Record list >>
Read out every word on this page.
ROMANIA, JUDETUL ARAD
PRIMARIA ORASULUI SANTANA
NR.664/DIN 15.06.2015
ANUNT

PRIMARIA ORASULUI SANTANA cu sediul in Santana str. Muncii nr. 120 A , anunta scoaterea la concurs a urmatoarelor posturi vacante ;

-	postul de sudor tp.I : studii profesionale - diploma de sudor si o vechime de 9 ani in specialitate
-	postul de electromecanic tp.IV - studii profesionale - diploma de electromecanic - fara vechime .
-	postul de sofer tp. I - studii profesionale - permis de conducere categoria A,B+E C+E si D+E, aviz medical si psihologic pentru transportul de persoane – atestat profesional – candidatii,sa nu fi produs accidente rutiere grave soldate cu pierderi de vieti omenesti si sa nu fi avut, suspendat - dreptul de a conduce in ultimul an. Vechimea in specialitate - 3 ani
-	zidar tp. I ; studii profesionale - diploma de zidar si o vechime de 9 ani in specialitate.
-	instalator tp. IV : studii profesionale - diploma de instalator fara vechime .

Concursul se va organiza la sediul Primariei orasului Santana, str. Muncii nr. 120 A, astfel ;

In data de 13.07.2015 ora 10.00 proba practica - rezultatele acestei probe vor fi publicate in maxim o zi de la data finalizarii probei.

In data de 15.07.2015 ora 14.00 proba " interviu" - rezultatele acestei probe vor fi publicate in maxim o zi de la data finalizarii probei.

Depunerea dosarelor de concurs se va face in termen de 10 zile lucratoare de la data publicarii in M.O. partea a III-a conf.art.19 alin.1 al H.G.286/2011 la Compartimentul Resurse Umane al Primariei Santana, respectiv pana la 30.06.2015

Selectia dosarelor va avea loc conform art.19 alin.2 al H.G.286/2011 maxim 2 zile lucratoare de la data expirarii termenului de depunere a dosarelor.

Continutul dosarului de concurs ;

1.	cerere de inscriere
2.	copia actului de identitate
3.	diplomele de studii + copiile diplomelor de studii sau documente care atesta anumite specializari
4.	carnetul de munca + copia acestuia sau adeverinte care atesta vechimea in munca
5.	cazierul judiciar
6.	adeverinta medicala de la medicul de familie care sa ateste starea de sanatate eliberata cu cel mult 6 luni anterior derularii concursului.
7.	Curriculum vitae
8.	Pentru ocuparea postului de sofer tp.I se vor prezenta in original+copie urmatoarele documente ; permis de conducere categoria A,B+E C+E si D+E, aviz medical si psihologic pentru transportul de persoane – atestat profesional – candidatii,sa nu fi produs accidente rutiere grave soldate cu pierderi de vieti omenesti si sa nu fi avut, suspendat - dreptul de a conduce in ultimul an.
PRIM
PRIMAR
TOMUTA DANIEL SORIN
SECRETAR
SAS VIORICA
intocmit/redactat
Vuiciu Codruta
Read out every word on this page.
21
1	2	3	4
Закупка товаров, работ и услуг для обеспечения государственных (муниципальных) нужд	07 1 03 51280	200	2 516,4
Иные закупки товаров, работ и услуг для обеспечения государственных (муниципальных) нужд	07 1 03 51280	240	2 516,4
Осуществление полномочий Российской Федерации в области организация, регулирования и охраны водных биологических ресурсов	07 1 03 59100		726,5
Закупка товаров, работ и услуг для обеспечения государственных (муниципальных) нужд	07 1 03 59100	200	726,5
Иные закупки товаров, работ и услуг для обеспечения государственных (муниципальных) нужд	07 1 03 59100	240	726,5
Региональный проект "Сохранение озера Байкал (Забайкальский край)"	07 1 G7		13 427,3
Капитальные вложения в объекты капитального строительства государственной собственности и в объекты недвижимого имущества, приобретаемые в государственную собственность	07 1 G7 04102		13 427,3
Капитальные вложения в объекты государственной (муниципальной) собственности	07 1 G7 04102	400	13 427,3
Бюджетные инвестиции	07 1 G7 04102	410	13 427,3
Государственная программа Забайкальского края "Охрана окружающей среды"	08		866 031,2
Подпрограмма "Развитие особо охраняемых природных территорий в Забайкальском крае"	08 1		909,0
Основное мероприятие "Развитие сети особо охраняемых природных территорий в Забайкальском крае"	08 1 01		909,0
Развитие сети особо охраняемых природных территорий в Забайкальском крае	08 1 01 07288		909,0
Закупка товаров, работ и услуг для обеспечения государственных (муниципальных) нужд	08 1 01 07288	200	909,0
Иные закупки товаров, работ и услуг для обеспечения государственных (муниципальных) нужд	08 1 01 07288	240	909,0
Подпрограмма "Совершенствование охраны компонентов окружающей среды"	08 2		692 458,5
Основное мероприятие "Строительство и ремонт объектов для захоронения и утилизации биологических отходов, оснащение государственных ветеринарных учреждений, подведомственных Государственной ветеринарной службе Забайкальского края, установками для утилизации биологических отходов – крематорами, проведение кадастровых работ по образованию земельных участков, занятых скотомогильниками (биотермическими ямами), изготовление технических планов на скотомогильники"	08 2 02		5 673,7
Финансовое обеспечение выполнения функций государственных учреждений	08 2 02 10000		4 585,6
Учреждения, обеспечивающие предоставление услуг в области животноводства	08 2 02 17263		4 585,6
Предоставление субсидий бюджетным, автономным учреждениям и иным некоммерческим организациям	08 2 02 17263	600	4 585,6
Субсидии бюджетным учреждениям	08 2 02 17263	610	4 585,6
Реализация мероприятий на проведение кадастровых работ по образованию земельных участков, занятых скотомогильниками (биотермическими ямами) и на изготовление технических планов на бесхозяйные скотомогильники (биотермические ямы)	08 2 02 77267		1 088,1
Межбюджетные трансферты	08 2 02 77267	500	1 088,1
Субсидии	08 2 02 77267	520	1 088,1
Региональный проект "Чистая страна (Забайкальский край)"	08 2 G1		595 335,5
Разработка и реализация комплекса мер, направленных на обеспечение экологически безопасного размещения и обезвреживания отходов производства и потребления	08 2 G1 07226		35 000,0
---
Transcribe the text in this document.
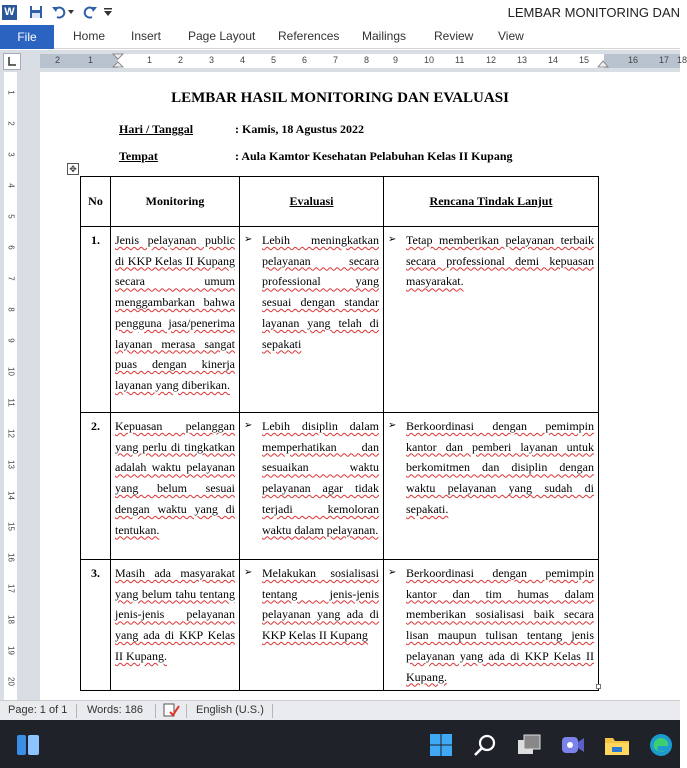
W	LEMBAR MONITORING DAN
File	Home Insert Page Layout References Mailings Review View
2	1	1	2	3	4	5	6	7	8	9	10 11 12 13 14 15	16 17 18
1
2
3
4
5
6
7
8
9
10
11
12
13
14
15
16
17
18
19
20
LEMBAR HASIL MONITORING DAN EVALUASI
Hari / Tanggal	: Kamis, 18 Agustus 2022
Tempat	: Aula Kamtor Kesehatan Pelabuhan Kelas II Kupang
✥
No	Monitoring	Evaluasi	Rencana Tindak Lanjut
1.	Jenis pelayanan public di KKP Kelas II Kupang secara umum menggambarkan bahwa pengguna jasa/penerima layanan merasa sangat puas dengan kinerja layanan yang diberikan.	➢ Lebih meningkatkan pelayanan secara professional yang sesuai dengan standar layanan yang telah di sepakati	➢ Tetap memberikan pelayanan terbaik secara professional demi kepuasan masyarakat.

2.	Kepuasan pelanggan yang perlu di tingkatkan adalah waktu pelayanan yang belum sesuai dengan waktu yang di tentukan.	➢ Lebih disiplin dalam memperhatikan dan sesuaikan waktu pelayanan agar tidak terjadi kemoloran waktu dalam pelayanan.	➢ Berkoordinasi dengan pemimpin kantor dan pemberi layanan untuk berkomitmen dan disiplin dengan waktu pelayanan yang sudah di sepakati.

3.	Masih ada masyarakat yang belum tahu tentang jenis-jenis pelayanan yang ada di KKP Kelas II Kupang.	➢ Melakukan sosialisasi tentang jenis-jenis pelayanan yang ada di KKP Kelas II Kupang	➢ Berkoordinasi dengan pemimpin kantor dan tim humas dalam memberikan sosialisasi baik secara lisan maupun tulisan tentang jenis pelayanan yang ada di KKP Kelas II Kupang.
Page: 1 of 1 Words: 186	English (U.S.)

Task >> Find the lines containing "планов" and pull them out.

Answer for the task >>
Основное мероприятие "Строительство и ремонт объектов для захоронения и утилизации биологических отходов, оснащение государственных ветеринарных учреждений, подведомственных Государственной ветеринарной службе Забайкальского края, установками для утилизации биологических отходов – крематорами, проведение кадастровых работ по образованию земельных участков, занятых скотомогильниками (биотермическими ямами), изготовление технических планов на скотомогильники"	08 2 02		5 673,7
Реализация мероприятий на проведение кадастровых работ по образованию земельных участков, занятых скотомогильниками (биотермическими ямами) и на изготовление технических планов на бесхозяйные скотомогильники (биотермические ямы)	08 2 02 77267		1 088,1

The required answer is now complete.